Brief: Below is a block of records: output all of them exactly and leave out the pictures.

Extracted data entries:
|---|

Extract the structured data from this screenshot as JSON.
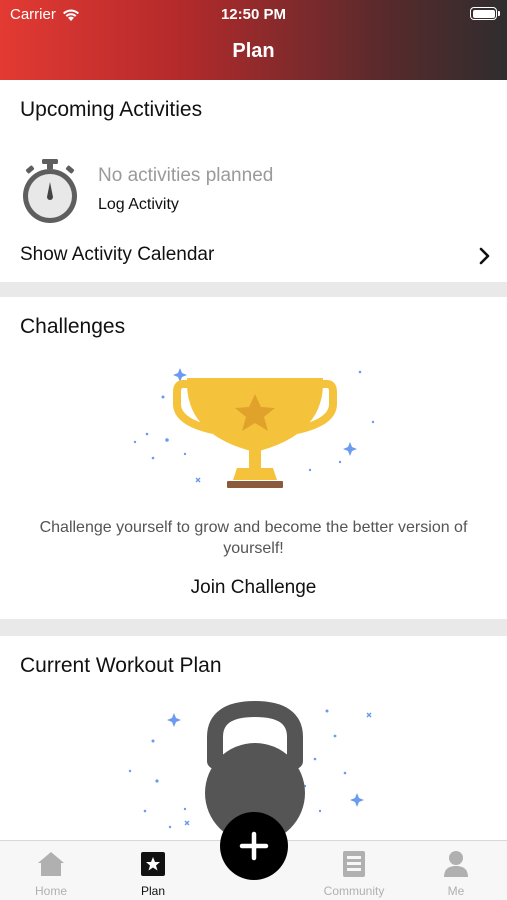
{
  "status_bar": {
    "carrier": "Carrier",
    "time": "12:50 PM"
  },
  "nav": {
    "title": "Plan"
  },
  "upcoming": {
    "title": "Upcoming Activities",
    "empty_text": "No activities planned",
    "log_label": "Log Activity",
    "calendar_label": "Show Activity Calendar"
  },
  "challenges": {
    "title": "Challenges",
    "description": "Challenge yourself to grow and become the better version of yourself!",
    "join_label": "Join Challenge"
  },
  "workout": {
    "title": "Current Workout Plan"
  },
  "tabbar": {
    "items": [
      {
        "label": "Home",
        "icon": "home-icon"
      },
      {
        "label": "Plan",
        "icon": "plan-icon"
      },
      {
        "label": "Community",
        "icon": "community-icon"
      },
      {
        "label": "Me",
        "icon": "profile-icon"
      }
    ],
    "active": "Plan",
    "fab_icon": "plus-icon"
  },
  "colors": {
    "header_start": "#e33a33",
    "header_end": "#2f2d2e",
    "trophy": "#f5c33b",
    "trophy_base": "#8a5a3a",
    "sparkle": "#6b9bf0",
    "kettlebell": "#555555"
  }
}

|---|

Exercise answer:
Extract the structured data from this screenshot as JSON.
{
  "status_bar": {
    "carrier": "Carrier",
    "time": "12:50 PM"
  },
  "nav": {
    "title": "Plan"
  },
  "upcoming": {
    "title": "Upcoming Activities",
    "empty_text": "No activities planned",
    "log_label": "Log Activity",
    "calendar_label": "Show Activity Calendar"
  },
  "challenges": {
    "title": "Challenges",
    "description": "Challenge yourself to grow and become the better version of yourself!",
    "join_label": "Join Challenge"
  },
  "workout": {
    "title": "Current Workout Plan"
  },
  "tabbar": {
    "items": [
      {
        "label": "Home",
        "icon": "home-icon"
      },
      {
        "label": "Plan",
        "icon": "plan-icon"
      },
      {
        "label": "Community",
        "icon": "community-icon"
      },
      {
        "label": "Me",
        "icon": "profile-icon"
      }
    ],
    "active": "Plan",
    "fab_icon": "plus-icon"
  },
  "colors": {
    "header_start": "#e33a33",
    "header_end": "#2f2d2e",
    "trophy": "#f5c33b",
    "trophy_base": "#8a5a3a",
    "sparkle": "#6b9bf0",
    "kettlebell": "#555555"
  }
}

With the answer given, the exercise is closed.